- [WHAT YOU WILL DO] Skip the images and copy each record exactly as written.

- [RAW DATA]
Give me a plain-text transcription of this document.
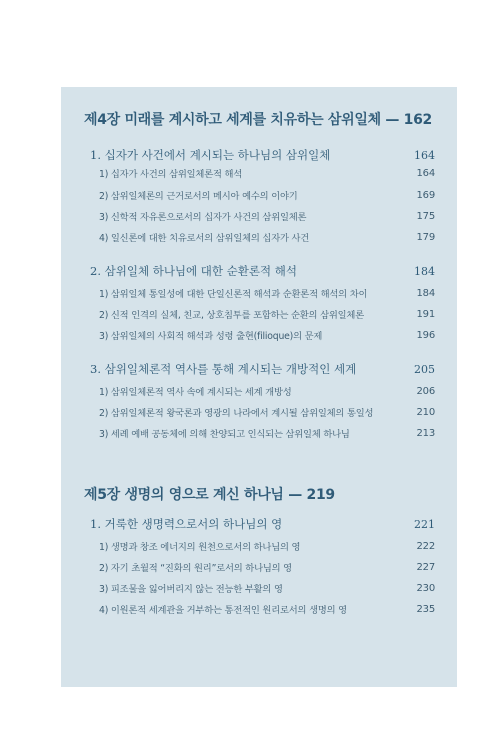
제4장 미래를 계시하고 세계를 치유하는 삼위일체 — 162
1. 십자가 사건에서 계시되는 하나님의 삼위일체	164
1) 십자가 사건의 삼위일체론적 해석	164
2) 삼위일체론의 근거로서의 메시아 예수의 이야기	169
3) 신학적 자유론으로서의 십자가 사건의 삼위일체론	175
4) 일신론에 대한 치유로서의 삼위일체의 십자가 사건	179
2. 삼위일체 하나님에 대한 순환론적 해석	184
1) 삼위일체 통일성에 대한 단일신론적 해석과 순환론적 해석의 차이	184
2) 신적 인격의 실체, 친교, 상호침투를 포함하는 순환의 삼위일체론	191
3) 삼위일체의 사회적 해석과 성령 출현(filioque)의 문제	196
3. 삼위일체론적 역사를 통해 계시되는 개방적인 세계	205
1) 삼위일체론적 역사 속에 계시되는 세계 개방성	206
2) 삼위일체론적 왕국론과 영광의 나라에서 계시될 삼위일체의 통일성	210
3) 세례 예배 공동체에 의해 찬양되고 인식되는 삼위일체 하나님	213
제5장 생명의 영으로 계신 하나님 — 219
1. 거룩한 생명력으로서의 하나님의 영	221
1) 생명과 창조 에너지의 원천으로서의 하나님의 영	222
2) 자기 초월적 “진화의 원리”로서의 하나님의 영	227
3) 피조물을 잃어버리지 않는 전능한 부활의 영	230
4) 이원론적 세계관을 거부하는 통전적인 원리로서의 생명의 영	235
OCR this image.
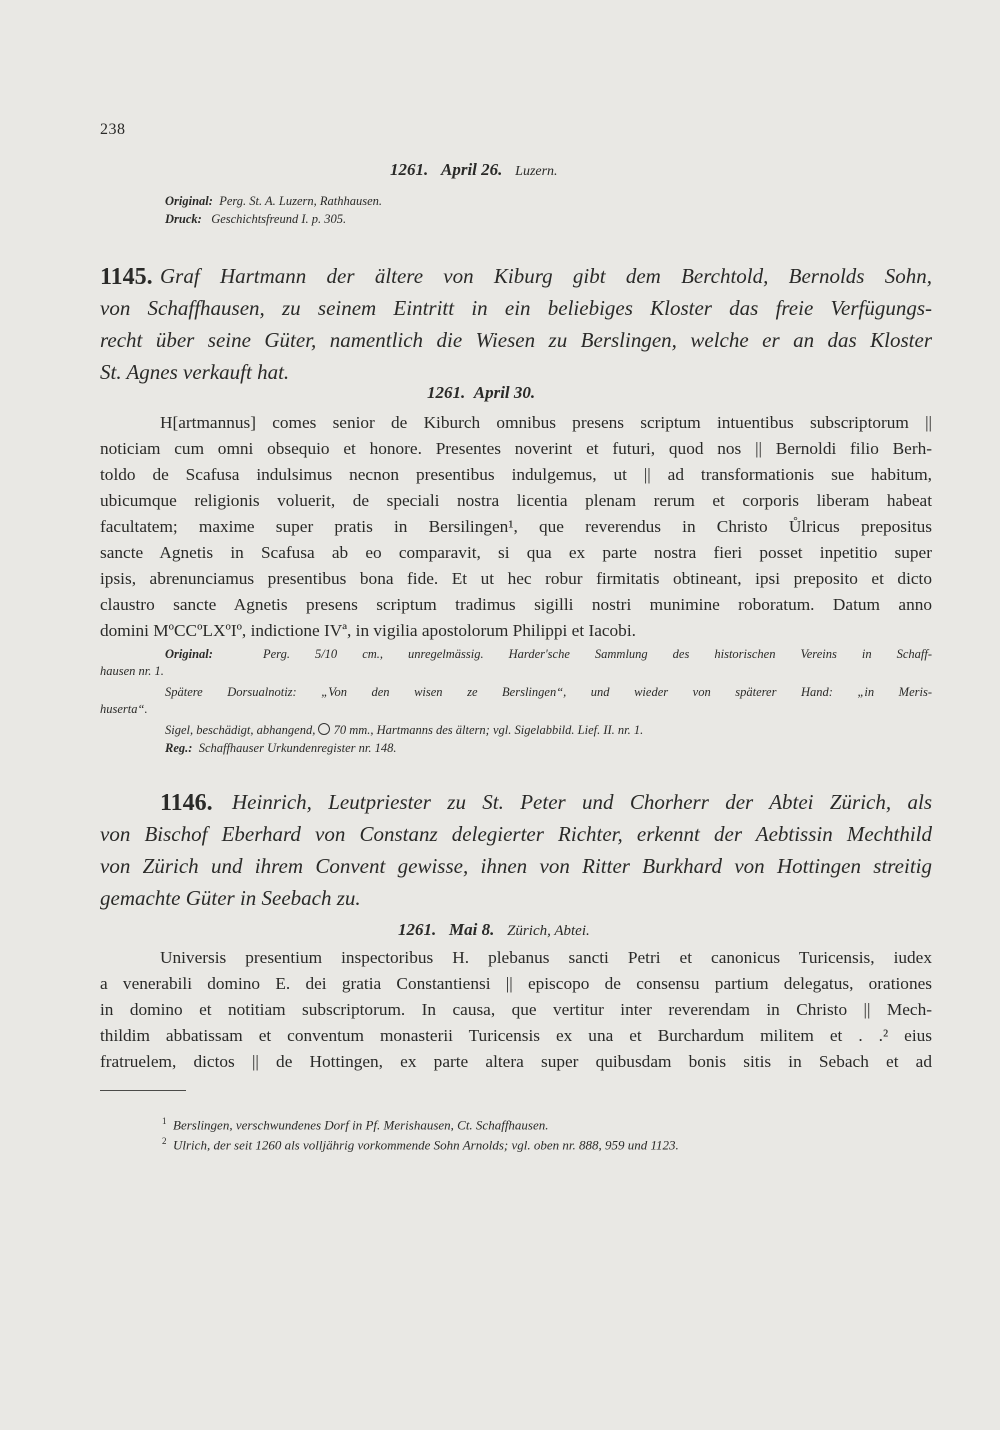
238
1261. April 26. Luzern.
Original: Perg. St. A. Luzern, Rathhausen.
Druck: Geschichtsfreund I. p. 305.
1145. Graf Hartmann der ältere von Kiburg gibt dem Berchtold, Bernolds Sohn,
von Schaffhausen, zu seinem Eintritt in ein beliebiges Kloster das freie Verfügungs-
recht über seine Güter, namentlich die Wiesen zu Berslingen, welche er an das Kloster
St. Agnes verkauft hat.
1261. April 30.
H[artmannus] comes senior de Kiburch omnibus presens scriptum intuentibus subscriptorum ||
noticiam cum omni obsequio et honore. Presentes noverint et futuri, quod nos || Bernoldi filio Berh-
toldo de Scafusa indulsimus necnon presentibus indulgemus, ut || ad transformationis sue habitum,
ubicumque religionis voluerit, de speciali nostra licentia plenam rerum et corporis liberam habeat
facultatem; maxime super pratis in Bersilingen¹, que reverendus in Christo Ůlricus prepositus
sancte Agnetis in Scafusa ab eo comparavit, si qua ex parte nostra fieri posset inpetitio super
ipsis, abrenunciamus presentibus bona fide. Et ut hec robur firmitatis obtineant, ipsi preposito et dicto
claustro sancte Agnetis presens scriptum tradimus sigilli nostri munimine roboratum. Datum anno
domini MºCCºLXºIº, indictione IVª, in vigilia apostolorum Philippi et Iacobi.
Original:	Perg. 5/10 cm., unregelmässig. Harder'sche Sammlung des historischen Vereins in Schaff-
hausen nr. 1.
Spätere Dorsualnotiz: „Von den wisen ze Berslingen“, und wieder von späterer Hand: „in Meris-
huserta“.
Sigel, beschädigt, abhangend, 70 mm., Hartmanns des ältern; vgl. Sigelabbild. Lief. II. nr. 1.
Reg.: Schaffhauser Urkundenregister nr. 148.
1146. Heinrich, Leutpriester zu St. Peter und Chorherr der Abtei Zürich, als
von Bischof Eberhard von Constanz delegierter Richter, erkennt der Aebtissin Mechthild
von Zürich und ihrem Convent gewisse, ihnen von Ritter Burkhard von Hottingen streitig
gemachte Güter in Seebach zu.
1261. Mai 8. Zürich, Abtei.
Universis presentium inspectoribus H. plebanus sancti Petri et canonicus Turicensis, iudex
a venerabili domino E. dei gratia Constantiensi || episcopo de consensu partium delegatus, orationes
in domino et notitiam subscriptorum. In causa, que vertitur inter reverendam in Christo || Mech-
thildim abbatissam et conventum monasterii Turicensis ex una et Burchardum militem et . .² eius
fratruelem, dictos || de Hottingen, ex parte altera super quibusdam bonis sitis in Sebach et ad
$^1$ Berslingen, verschwundenes Dorf in Pf. Merishausen, Ct. Schaffhausen.
$^2$ Ulrich, der seit 1260 als volljährig vorkommende Sohn Arnolds; vgl. oben nr. 888, 959 und 1123.
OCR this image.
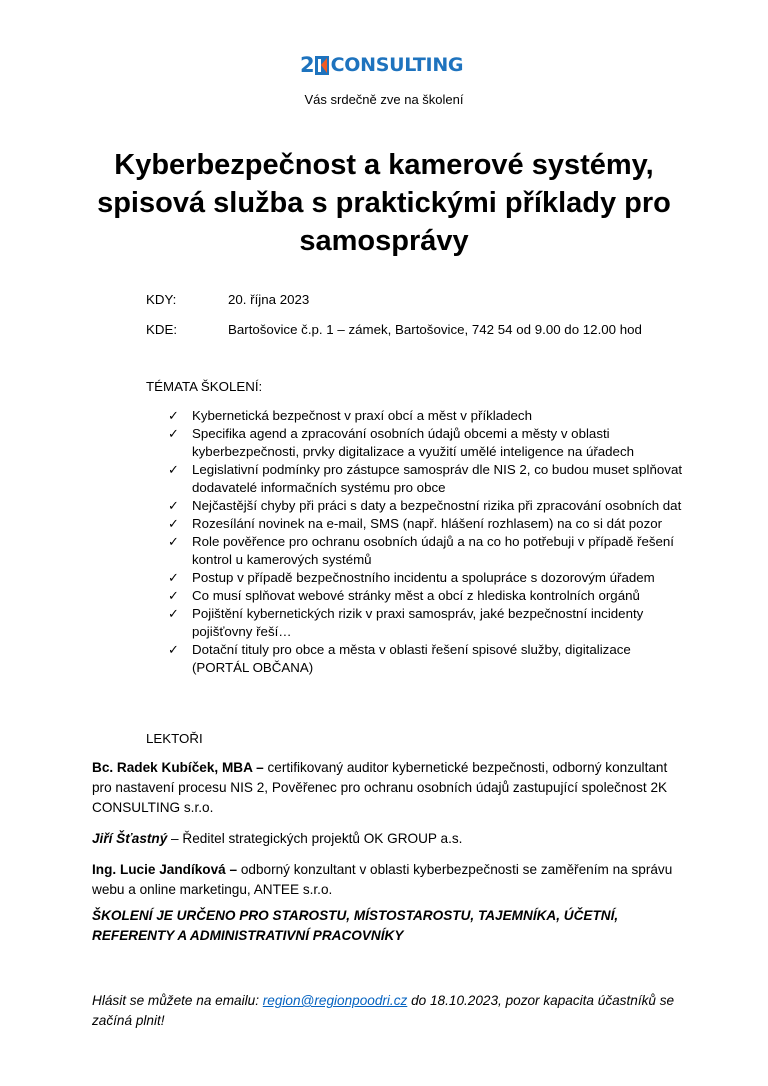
2 CONSULTING
Vás srdečně zve na školení
Kyberbezpečnost a kamerové systémy,
spisová služba s praktickými příklady pro
samosprávy
KDY:	20. října 2023
KDE:	Bartošovice č.p. 1 – zámek, Bartošovice, 742 54 od 9.00 do 12.00 hod
TÉMATA ŠKOLENÍ:
✓ Kybernetická bezpečnost v praxí obcí a měst v příkladech
✓ Specifika agend a zpracování osobních údajů obcemi a městy v oblasti kyberbezpečnosti, prvky digitalizace a využití umělé inteligence na úřadech
✓ Legislativní podmínky pro zástupce samospráv dle NIS 2, co budou muset splňovat dodavatelé informačních systému pro obce
✓ Nejčastější chyby při práci s daty a bezpečnostní rizika při zpracování osobních dat
✓ Rozesílání novinek na e-mail, SMS (např. hlášení rozhlasem) na co si dát pozor
✓ Role pověřence pro ochranu osobních údajů a na co ho potřebuji v případě řešení kontrol u kamerových systémů
✓ Postup v případě bezpečnostního incidentu a spolupráce s dozorovým úřadem
✓ Co musí splňovat webové stránky měst a obcí z hlediska kontrolních orgánů
✓ Pojištění kybernetických rizik v praxi samospráv, jaké bezpečnostní incidenty pojišťovny řeší…
✓ Dotační tituly pro obce a města v oblasti řešení spisové služby, digitalizace (PORTÁL OBČANA)
LEKTOŘI
Bc. Radek Kubíček, MBA – certifikovaný auditor kybernetické bezpečnosti, odborný konzultant pro nastavení procesu NIS 2, Pověřenec pro ochranu osobních údajů zastupující společnost 2K CONSULTING s.r.o.
Jiří Šťastný – Ředitel strategických projektů OK GROUP a.s.
Ing. Lucie Jandíková – odborný konzultant v oblasti kyberbezpečnosti se zaměřením na správu webu a online marketingu, ANTEE s.r.o.
ŠKOLENÍ JE URČENO PRO STAROSTU, MÍSTOSTAROSTU, TAJEMNÍKA, ÚČETNÍ, REFERENTY A ADMINISTRATIVNÍ PRACOVNÍKY
Hlásit se můžete na emailu: region@regionpoodri.cz do 18.10.2023, pozor kapacita účastníků se začíná plnit!
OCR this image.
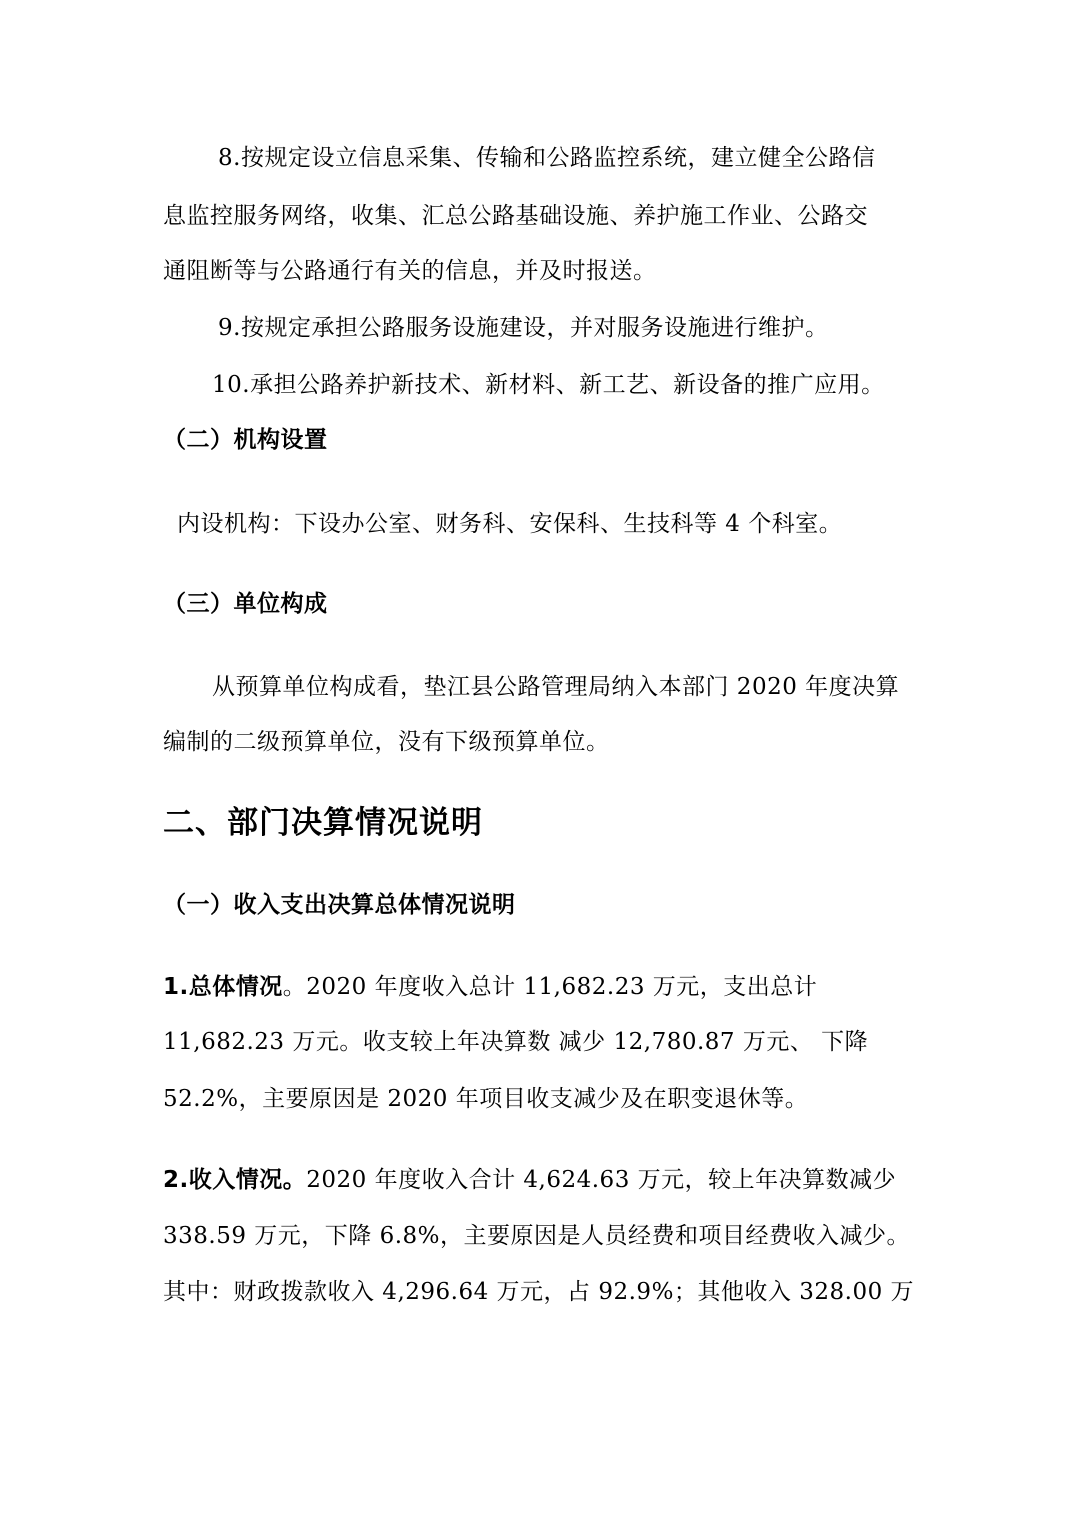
8.按规定设立信息采集、传输和公路监控系统，建立健全公路信
息监控服务网络，收集、汇总公路基础设施、养护施工作业、公路交
通阻断等与公路通行有关的信息，并及时报送。
9.按规定承担公路服务设施建设，并对服务设施进行维护。
10.承担公路养护新技术、新材料、新工艺、新设备的推广应用。
（二）机构设置
内设机构：下设办公室、财务科、安保科、生技科等 4 个科室。
（三）单位构成
从预算单位构成看，垫江县公路管理局纳入本部门 2020 年度决算
编制的二级预算单位，没有下级预算单位。
二、部门决算情况说明
（一）收入支出决算总体情况说明
1.总体情况。2020 年度收入总计 11,682.23 万元，支出总计
11,682.23 万元。收支较上年决算数 减少 12,780.87 万元、 下降
52.2%，主要原因是 2020 年项目收支减少及在职变退休等。
2.收入情况。2020 年度收入合计 4,624.63 万元，较上年决算数减少
338.59 万元，下降 6.8%，主要原因是人员经费和项目经费收入减少。
其中：财政拨款收入 4,296.64 万元，占 92.9%；其他收入 328.00 万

- [RESULT]
Give me a plain-text transcription of this document.
제4장 미래를 계시하고 세계를 치유하는 삼위일체 — 162
1. 십자가 사건에서 계시되는 하나님의 삼위일체	164
1) 십자가 사건의 삼위일체론적 해석	164
2) 삼위일체론의 근거로서의 메시아 예수의 이야기	169
3) 신학적 자유론으로서의 십자가 사건의 삼위일체론	175
4) 일신론에 대한 치유로서의 삼위일체의 십자가 사건	179
2. 삼위일체 하나님에 대한 순환론적 해석	184
1) 삼위일체 통일성에 대한 단일신론적 해석과 순환론적 해석의 차이	184
2) 신적 인격의 실체, 친교, 상호침투를 포함하는 순환의 삼위일체론	191
3) 삼위일체의 사회적 해석과 성령 출현(filioque)의 문제	196
3. 삼위일체론적 역사를 통해 계시되는 개방적인 세계	205
1) 삼위일체론적 역사 속에 계시되는 세계 개방성	206
2) 삼위일체론적 왕국론과 영광의 나라에서 계시될 삼위일체의 통일성	210
3) 세례 예배 공동체에 의해 찬양되고 인식되는 삼위일체 하나님	213
제5장 생명의 영으로 계신 하나님 — 219
1. 거룩한 생명력으로서의 하나님의 영	221
1) 생명과 창조 에너지의 원천으로서의 하나님의 영	222
2) 자기 초월적 “진화의 원리”로서의 하나님의 영	227
3) 피조물을 잃어버리지 않는 전능한 부활의 영	230
4) 이원론적 세계관을 거부하는 통전적인 원리로서의 생명의 영	235
OCR this image.
238
1261. April 26. Luzern.
Original: Perg. St. A. Luzern, Rathhausen.
Druck: Geschichtsfreund I. p. 305.
1145. Graf Hartmann der ältere von Kiburg gibt dem Berchtold, Bernolds Sohn,
von Schaffhausen, zu seinem Eintritt in ein beliebiges Kloster das freie Verfügungs-
recht über seine Güter, namentlich die Wiesen zu Berslingen, welche er an das Kloster
St. Agnes verkauft hat.
1261. April 30.
H[artmannus] comes senior de Kiburch omnibus presens scriptum intuentibus subscriptorum ||
noticiam cum omni obsequio et honore. Presentes noverint et futuri, quod nos || Bernoldi filio Berh-
toldo de Scafusa indulsimus necnon presentibus indulgemus, ut || ad transformationis sue habitum,
ubicumque religionis voluerit, de speciali nostra licentia plenam rerum et corporis liberam habeat
facultatem; maxime super pratis in Bersilingen¹, que reverendus in Christo Ůlricus prepositus
sancte Agnetis in Scafusa ab eo comparavit, si qua ex parte nostra fieri posset inpetitio super
ipsis, abrenunciamus presentibus bona fide. Et ut hec robur firmitatis obtineant, ipsi preposito et dicto
claustro sancte Agnetis presens scriptum tradimus sigilli nostri munimine roboratum. Datum anno
domini MºCCºLXºIº, indictione IVª, in vigilia apostolorum Philippi et Iacobi.
Original:	Perg. 5/10 cm., unregelmässig. Harder'sche Sammlung des historischen Vereins in Schaff-
hausen nr. 1.
Spätere Dorsualnotiz: „Von den wisen ze Berslingen“, und wieder von späterer Hand: „in Meris-
huserta“.
Sigel, beschädigt, abhangend, 70 mm., Hartmanns des ältern; vgl. Sigelabbild. Lief. II. nr. 1.
Reg.: Schaffhauser Urkundenregister nr. 148.
1146. Heinrich, Leutpriester zu St. Peter und Chorherr der Abtei Zürich, als
von Bischof Eberhard von Constanz delegierter Richter, erkennt der Aebtissin Mechthild
von Zürich und ihrem Convent gewisse, ihnen von Ritter Burkhard von Hottingen streitig
gemachte Güter in Seebach zu.
1261. Mai 8. Zürich, Abtei.
Universis presentium inspectoribus H. plebanus sancti Petri et canonicus Turicensis, iudex
a venerabili domino E. dei gratia Constantiensi || episcopo de consensu partium delegatus, orationes
in domino et notitiam subscriptorum. In causa, que vertitur inter reverendam in Christo || Mech-
thildim abbatissam et conventum monasterii Turicensis ex una et Burchardum militem et . .² eius
fratruelem, dictos || de Hottingen, ex parte altera super quibusdam bonis sitis in Sebach et ad
$^1$ Berslingen, verschwundenes Dorf in Pf. Merishausen, Ct. Schaffhausen.
$^2$ Ulrich, der seit 1260 als volljährig vorkommende Sohn Arnolds; vgl. oben nr. 888, 959 und 1123.
OCR this image.
2 CONSULTING
Vás srdečně zve na školení
Kyberbezpečnost a kamerové systémy,
spisová služba s praktickými příklady pro
samosprávy
KDY:	20. října 2023
KDE:	Bartošovice č.p. 1 – zámek, Bartošovice, 742 54 od 9.00 do 12.00 hod
TÉMATA ŠKOLENÍ:
✓ Kybernetická bezpečnost v praxí obcí a měst v příkladech
✓ Specifika agend a zpracování osobních údajů obcemi a městy v oblasti kyberbezpečnosti, prvky digitalizace a využití umělé inteligence na úřadech
✓ Legislativní podmínky pro zástupce samospráv dle NIS 2, co budou muset splňovat dodavatelé informačních systému pro obce
✓ Nejčastější chyby při práci s daty a bezpečnostní rizika při zpracování osobních dat
✓ Rozesílání novinek na e-mail, SMS (např. hlášení rozhlasem) na co si dát pozor
✓ Role pověřence pro ochranu osobních údajů a na co ho potřebuji v případě řešení kontrol u kamerových systémů
✓ Postup v případě bezpečnostního incidentu a spolupráce s dozorovým úřadem
✓ Co musí splňovat webové stránky měst a obcí z hlediska kontrolních orgánů
✓ Pojištění kybernetických rizik v praxi samospráv, jaké bezpečnostní incidenty pojišťovny řeší…
✓ Dotační tituly pro obce a města v oblasti řešení spisové služby, digitalizace (PORTÁL OBČANA)
LEKTOŘI
Bc. Radek Kubíček, MBA – certifikovaný auditor kybernetické bezpečnosti, odborný konzultant pro nastavení procesu NIS 2, Pověřenec pro ochranu osobních údajů zastupující společnost 2K CONSULTING s.r.o.
Jiří Šťastný – Ředitel strategických projektů OK GROUP a.s.
Ing. Lucie Jandíková – odborný konzultant v oblasti kyberbezpečnosti se zaměřením na správu webu a online marketingu, ANTEE s.r.o.
ŠKOLENÍ JE URČENO PRO STAROSTU, MÍSTOSTAROSTU, TAJEMNÍKA, ÚČETNÍ, REFERENTY A ADMINISTRATIVNÍ PRACOVNÍKY
Hlásit se můžete na emailu: region@regionpoodri.cz do 18.10.2023, pozor kapacita účastníků se začíná plnit!
OCR this image.
8.按规定设立信息采集、传输和公路监控系统，建立健全公路信
息监控服务网络，收集、汇总公路基础设施、养护施工作业、公路交
通阻断等与公路通行有关的信息，并及时报送。
9.按规定承担公路服务设施建设，并对服务设施进行维护。
10.承担公路养护新技术、新材料、新工艺、新设备的推广应用。
（二）机构设置
内设机构：下设办公室、财务科、安保科、生技科等 4 个科室。
（三）单位构成
从预算单位构成看，垫江县公路管理局纳入本部门 2020 年度决算
编制的二级预算单位，没有下级预算单位。
二、部门决算情况说明
（一）收入支出决算总体情况说明
1.总体情况。2020 年度收入总计 11,682.23 万元，支出总计
11,682.23 万元。收支较上年决算数 减少 12,780.87 万元、 下降
52.2%，主要原因是 2020 年项目收支减少及在职变退休等。
2.收入情况。2020 年度收入合计 4,624.63 万元，较上年决算数减少
338.59 万元，下降 6.8%，主要原因是人员经费和项目经费收入减少。
其中：财政拨款收入 4,296.64 万元，占 92.9%；其他收入 328.00 万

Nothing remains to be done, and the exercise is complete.